(Figure record extracts)
•••

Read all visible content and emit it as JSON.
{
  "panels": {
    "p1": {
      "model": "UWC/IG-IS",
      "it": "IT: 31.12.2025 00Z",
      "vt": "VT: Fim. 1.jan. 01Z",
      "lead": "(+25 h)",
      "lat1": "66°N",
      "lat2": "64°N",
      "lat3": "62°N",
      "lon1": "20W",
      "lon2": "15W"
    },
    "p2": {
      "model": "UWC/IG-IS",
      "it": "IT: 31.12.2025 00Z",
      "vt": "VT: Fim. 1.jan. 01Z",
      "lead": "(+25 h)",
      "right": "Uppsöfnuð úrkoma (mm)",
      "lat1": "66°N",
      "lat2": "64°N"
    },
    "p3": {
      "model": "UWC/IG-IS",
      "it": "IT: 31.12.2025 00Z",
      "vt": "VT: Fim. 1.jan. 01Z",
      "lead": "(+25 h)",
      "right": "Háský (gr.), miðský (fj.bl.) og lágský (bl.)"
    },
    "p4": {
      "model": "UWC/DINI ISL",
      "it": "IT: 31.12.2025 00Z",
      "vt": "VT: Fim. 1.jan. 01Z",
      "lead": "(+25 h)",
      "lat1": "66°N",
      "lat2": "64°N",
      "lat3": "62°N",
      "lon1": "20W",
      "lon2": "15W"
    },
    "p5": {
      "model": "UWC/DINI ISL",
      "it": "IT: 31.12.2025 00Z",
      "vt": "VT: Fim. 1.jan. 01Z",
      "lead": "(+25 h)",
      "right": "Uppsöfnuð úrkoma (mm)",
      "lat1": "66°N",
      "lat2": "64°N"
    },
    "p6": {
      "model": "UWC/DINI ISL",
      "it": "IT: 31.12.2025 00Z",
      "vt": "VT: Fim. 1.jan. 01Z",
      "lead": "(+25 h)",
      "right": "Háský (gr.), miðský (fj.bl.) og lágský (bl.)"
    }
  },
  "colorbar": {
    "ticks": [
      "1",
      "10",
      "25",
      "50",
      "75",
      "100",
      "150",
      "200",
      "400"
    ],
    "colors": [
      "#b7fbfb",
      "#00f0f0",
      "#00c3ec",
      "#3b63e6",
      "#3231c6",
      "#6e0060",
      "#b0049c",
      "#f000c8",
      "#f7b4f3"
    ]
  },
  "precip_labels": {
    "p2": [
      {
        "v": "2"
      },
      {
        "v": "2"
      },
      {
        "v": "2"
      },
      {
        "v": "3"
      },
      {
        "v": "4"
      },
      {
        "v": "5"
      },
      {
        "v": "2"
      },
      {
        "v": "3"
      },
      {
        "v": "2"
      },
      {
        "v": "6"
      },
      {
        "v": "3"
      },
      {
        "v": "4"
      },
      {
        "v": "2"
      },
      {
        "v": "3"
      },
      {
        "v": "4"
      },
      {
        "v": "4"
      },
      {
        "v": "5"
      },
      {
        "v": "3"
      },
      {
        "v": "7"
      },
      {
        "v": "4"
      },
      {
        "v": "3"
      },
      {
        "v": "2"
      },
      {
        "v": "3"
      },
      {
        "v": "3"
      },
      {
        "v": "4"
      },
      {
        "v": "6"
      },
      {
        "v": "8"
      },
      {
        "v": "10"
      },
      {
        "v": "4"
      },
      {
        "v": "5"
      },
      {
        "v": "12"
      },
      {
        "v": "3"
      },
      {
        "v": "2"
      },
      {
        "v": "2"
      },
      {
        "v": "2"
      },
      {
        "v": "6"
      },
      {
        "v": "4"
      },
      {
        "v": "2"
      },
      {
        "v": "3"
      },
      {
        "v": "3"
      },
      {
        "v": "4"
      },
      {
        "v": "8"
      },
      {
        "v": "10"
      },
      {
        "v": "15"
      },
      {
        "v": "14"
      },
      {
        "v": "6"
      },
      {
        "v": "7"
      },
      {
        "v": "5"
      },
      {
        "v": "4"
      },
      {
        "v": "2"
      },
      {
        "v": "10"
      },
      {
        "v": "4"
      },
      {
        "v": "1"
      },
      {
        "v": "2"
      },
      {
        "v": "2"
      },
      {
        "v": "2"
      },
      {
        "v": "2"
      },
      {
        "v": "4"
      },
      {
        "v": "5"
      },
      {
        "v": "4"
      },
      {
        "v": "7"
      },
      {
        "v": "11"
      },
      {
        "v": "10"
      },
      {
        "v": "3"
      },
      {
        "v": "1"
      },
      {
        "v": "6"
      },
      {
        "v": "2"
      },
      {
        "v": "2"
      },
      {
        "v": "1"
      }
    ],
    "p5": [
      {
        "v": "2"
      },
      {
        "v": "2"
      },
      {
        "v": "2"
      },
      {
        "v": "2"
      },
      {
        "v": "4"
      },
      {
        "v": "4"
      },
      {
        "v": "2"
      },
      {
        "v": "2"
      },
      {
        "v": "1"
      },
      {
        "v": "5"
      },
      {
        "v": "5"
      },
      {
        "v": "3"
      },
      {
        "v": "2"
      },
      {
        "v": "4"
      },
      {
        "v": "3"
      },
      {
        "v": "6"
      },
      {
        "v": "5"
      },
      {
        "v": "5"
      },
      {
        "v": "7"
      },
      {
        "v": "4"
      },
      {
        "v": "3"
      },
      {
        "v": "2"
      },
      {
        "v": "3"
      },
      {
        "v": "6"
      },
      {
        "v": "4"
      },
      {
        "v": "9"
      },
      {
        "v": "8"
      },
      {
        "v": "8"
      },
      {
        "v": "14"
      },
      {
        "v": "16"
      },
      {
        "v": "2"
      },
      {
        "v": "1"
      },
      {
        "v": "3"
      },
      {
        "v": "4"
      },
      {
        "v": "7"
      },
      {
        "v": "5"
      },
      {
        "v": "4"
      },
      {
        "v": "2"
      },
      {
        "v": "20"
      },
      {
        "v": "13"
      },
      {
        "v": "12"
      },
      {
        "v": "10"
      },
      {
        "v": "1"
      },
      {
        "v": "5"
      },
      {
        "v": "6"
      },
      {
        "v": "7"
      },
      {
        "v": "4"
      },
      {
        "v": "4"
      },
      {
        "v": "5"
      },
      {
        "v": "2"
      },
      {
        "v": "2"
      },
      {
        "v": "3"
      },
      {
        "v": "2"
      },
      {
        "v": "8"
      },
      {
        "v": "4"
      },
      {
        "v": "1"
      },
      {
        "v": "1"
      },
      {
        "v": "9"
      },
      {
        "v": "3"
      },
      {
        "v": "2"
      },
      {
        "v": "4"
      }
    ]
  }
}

•••

Every record above needs to be repeated word for word.

Read all visible content and emit it as JSON.
{
  "panels": {
    "p1": {
      "model": "UWC/IG-IS",
      "it": "IT: 31.12.2025 00Z",
      "vt": "VT: Fim. 1.jan. 01Z",
      "lead": "(+25 h)",
      "lat1": "66°N",
      "lat2": "64°N",
      "lat3": "62°N",
      "lon1": "20W",
      "lon2": "15W"
    },
    "p2": {
      "model": "UWC/IG-IS",
      "it": "IT: 31.12.2025 00Z",
      "vt": "VT: Fim. 1.jan. 01Z",
      "lead": "(+25 h)",
      "right": "Uppsöfnuð úrkoma (mm)",
      "lat1": "66°N",
      "lat2": "64°N"
    },
    "p3": {
      "model": "UWC/IG-IS",
      "it": "IT: 31.12.2025 00Z",
      "vt": "VT: Fim. 1.jan. 01Z",
      "lead": "(+25 h)",
      "right": "Háský (gr.), miðský (fj.bl.) og lágský (bl.)"
    },
    "p4": {
      "model": "UWC/DINI ISL",
      "it": "IT: 31.12.2025 00Z",
      "vt": "VT: Fim. 1.jan. 01Z",
      "lead": "(+25 h)",
      "lat1": "66°N",
      "lat2": "64°N",
      "lat3": "62°N",
      "lon1": "20W",
      "lon2": "15W"
    },
    "p5": {
      "model": "UWC/DINI ISL",
      "it": "IT: 31.12.2025 00Z",
      "vt": "VT: Fim. 1.jan. 01Z",
      "lead": "(+25 h)",
      "right": "Uppsöfnuð úrkoma (mm)",
      "lat1": "66°N",
      "lat2": "64°N"
    },
    "p6": {
      "model": "UWC/DINI ISL",
      "it": "IT: 31.12.2025 00Z",
      "vt": "VT: Fim. 1.jan. 01Z",
      "lead": "(+25 h)",
      "right": "Háský (gr.), miðský (fj.bl.) og lágský (bl.)"
    }
  },
  "colorbar": {
    "ticks": [
      "1",
      "10",
      "25",
      "50",
      "75",
      "100",
      "150",
      "200",
      "400"
    ],
    "colors": [
      "#b7fbfb",
      "#00f0f0",
      "#00c3ec",
      "#3b63e6",
      "#3231c6",
      "#6e0060",
      "#b0049c",
      "#f000c8",
      "#f7b4f3"
    ]
  },
  "precip_labels": {
    "p2": [
      {
        "v": "2"
      },
      {
        "v": "2"
      },
      {
        "v": "2"
      },
      {
        "v": "3"
      },
      {
        "v": "4"
      },
      {
        "v": "5"
      },
      {
        "v": "2"
      },
      {
        "v": "3"
      },
      {
        "v": "2"
      },
      {
        "v": "6"
      },
      {
        "v": "3"
      },
      {
        "v": "4"
      },
      {
        "v": "2"
      },
      {
        "v": "3"
      },
      {
        "v": "4"
      },
      {
        "v": "4"
      },
      {
        "v": "5"
      },
      {
        "v": "3"
      },
      {
        "v": "7"
      },
      {
        "v": "4"
      },
      {
        "v": "3"
      },
      {
        "v": "2"
      },
      {
        "v": "3"
      },
      {
        "v": "3"
      },
      {
        "v": "4"
      },
      {
        "v": "6"
      },
      {
        "v": "8"
      },
      {
        "v": "10"
      },
      {
        "v": "4"
      },
      {
        "v": "5"
      },
      {
        "v": "12"
      },
      {
        "v": "3"
      },
      {
        "v": "2"
      },
      {
        "v": "2"
      },
      {
        "v": "2"
      },
      {
        "v": "6"
      },
      {
        "v": "4"
      },
      {
        "v": "2"
      },
      {
        "v": "3"
      },
      {
        "v": "3"
      },
      {
        "v": "4"
      },
      {
        "v": "8"
      },
      {
        "v": "10"
      },
      {
        "v": "15"
      },
      {
        "v": "14"
      },
      {
        "v": "6"
      },
      {
        "v": "7"
      },
      {
        "v": "5"
      },
      {
        "v": "4"
      },
      {
        "v": "2"
      },
      {
        "v": "10"
      },
      {
        "v": "4"
      },
      {
        "v": "1"
      },
      {
        "v": "2"
      },
      {
        "v": "2"
      },
      {
        "v": "2"
      },
      {
        "v": "2"
      },
      {
        "v": "4"
      },
      {
        "v": "5"
      },
      {
        "v": "4"
      },
      {
        "v": "7"
      },
      {
        "v": "11"
      },
      {
        "v": "10"
      },
      {
        "v": "3"
      },
      {
        "v": "1"
      },
      {
        "v": "6"
      },
      {
        "v": "2"
      },
      {
        "v": "2"
      },
      {
        "v": "1"
      }
    ],
    "p5": [
      {
        "v": "2"
      },
      {
        "v": "2"
      },
      {
        "v": "2"
      },
      {
        "v": "2"
      },
      {
        "v": "4"
      },
      {
        "v": "4"
      },
      {
        "v": "2"
      },
      {
        "v": "2"
      },
      {
        "v": "1"
      },
      {
        "v": "5"
      },
      {
        "v": "5"
      },
      {
        "v": "3"
      },
      {
        "v": "2"
      },
      {
        "v": "4"
      },
      {
        "v": "3"
      },
      {
        "v": "6"
      },
      {
        "v": "5"
      },
      {
        "v": "5"
      },
      {
        "v": "7"
      },
      {
        "v": "4"
      },
      {
        "v": "3"
      },
      {
        "v": "2"
      },
      {
        "v": "3"
      },
      {
        "v": "6"
      },
      {
        "v": "4"
      },
      {
        "v": "9"
      },
      {
        "v": "8"
      },
      {
        "v": "8"
      },
      {
        "v": "14"
      },
      {
        "v": "16"
      },
      {
        "v": "2"
      },
      {
        "v": "1"
      },
      {
        "v": "3"
      },
      {
        "v": "4"
      },
      {
        "v": "7"
      },
      {
        "v": "5"
      },
      {
        "v": "4"
      },
      {
        "v": "2"
      },
      {
        "v": "20"
      },
      {
        "v": "13"
      },
      {
        "v": "12"
      },
      {
        "v": "10"
      },
      {
        "v": "1"
      },
      {
        "v": "5"
      },
      {
        "v": "6"
      },
      {
        "v": "7"
      },
      {
        "v": "4"
      },
      {
        "v": "4"
      },
      {
        "v": "5"
      },
      {
        "v": "2"
      },
      {
        "v": "2"
      },
      {
        "v": "3"
      },
      {
        "v": "2"
      },
      {
        "v": "8"
      },
      {
        "v": "4"
      },
      {
        "v": "1"
      },
      {
        "v": "1"
      },
      {
        "v": "9"
      },
      {
        "v": "3"
      },
      {
        "v": "2"
      },
      {
        "v": "4"
      }
    ]
  }
}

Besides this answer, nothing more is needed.